(Excerpts from a transcription dataset)
☆ ☆ ☆ ☆ ☆

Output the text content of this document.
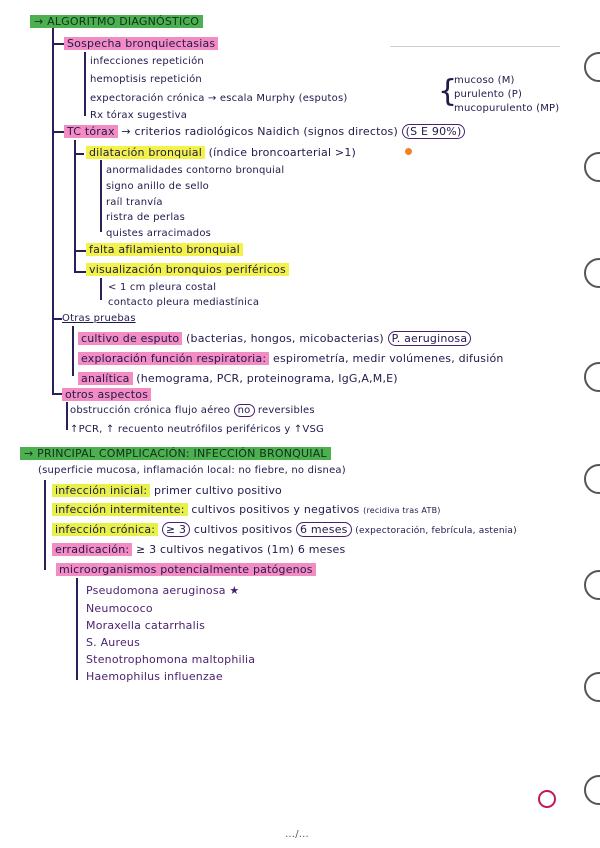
→ ALGORITMO DIAGNÓSTICO
Sospecha bronquiectasias
infecciones repetición
hemoptisis repetición
expectoración crónica → escala Murphy (esputos)
Rx tórax sugestiva
{
mucoso (M)
purulento (P)
mucopurulento (MP)
TC tórax → criterios radiológicos Naidich (signos directos) (S E 90%)
dilatación bronquial (índice broncoarterial >1)
anormalidades contorno bronquial
signo anillo de sello
raíl tranvía
ristra de perlas
quistes arracimados
falta afilamiento bronquial
visualización bronquios periféricos
< 1 cm pleura costal
contacto pleura mediastínica
Otras pruebas
cultivo de esputo (bacterias, hongos, micobacterias) P. aeruginosa
exploración función respiratoria: espirometría, medir volúmenes, difusión
analítica (hemograma, PCR, proteinograma, IgG,A,M,E)
otros aspectos
obstrucción crónica flujo aéreo no reversibles
↑PCR, ↑ recuento neutrófilos periféricos y ↑VSG
→ PRINCIPAL COMPLICACIÓN: INFECCIÓN BRONQUIAL
(superficie mucosa, inflamación local: no fiebre, no disnea)
infección inicial: primer cultivo positivo
infección intermitente: cultivos positivos y negativos (recidiva tras ATB)
infección crónica: ≥ 3 cultivos positivos 6 meses (expectoración, febrícula, astenia)
erradicación: ≥ 3 cultivos negativos (1m) 6 meses
microorganismos potencialmente patógenos
Pseudomona aeruginosa ★
Neumococo
Moraxella catarrhalis
S. Aureus
Stenotrophomona maltophilia
Haemophilus influenzae
…/…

☆ ☆ ☆ ☆ ☆

About this task -> Lines that include the word "negativos" are to be extracted from the data above.

Answer to this exercise ->
infección intermitente: cultivos positivos y negativos (recidiva tras ATB)
erradicación: ≥ 3 cultivos negativos (1m) 6 meses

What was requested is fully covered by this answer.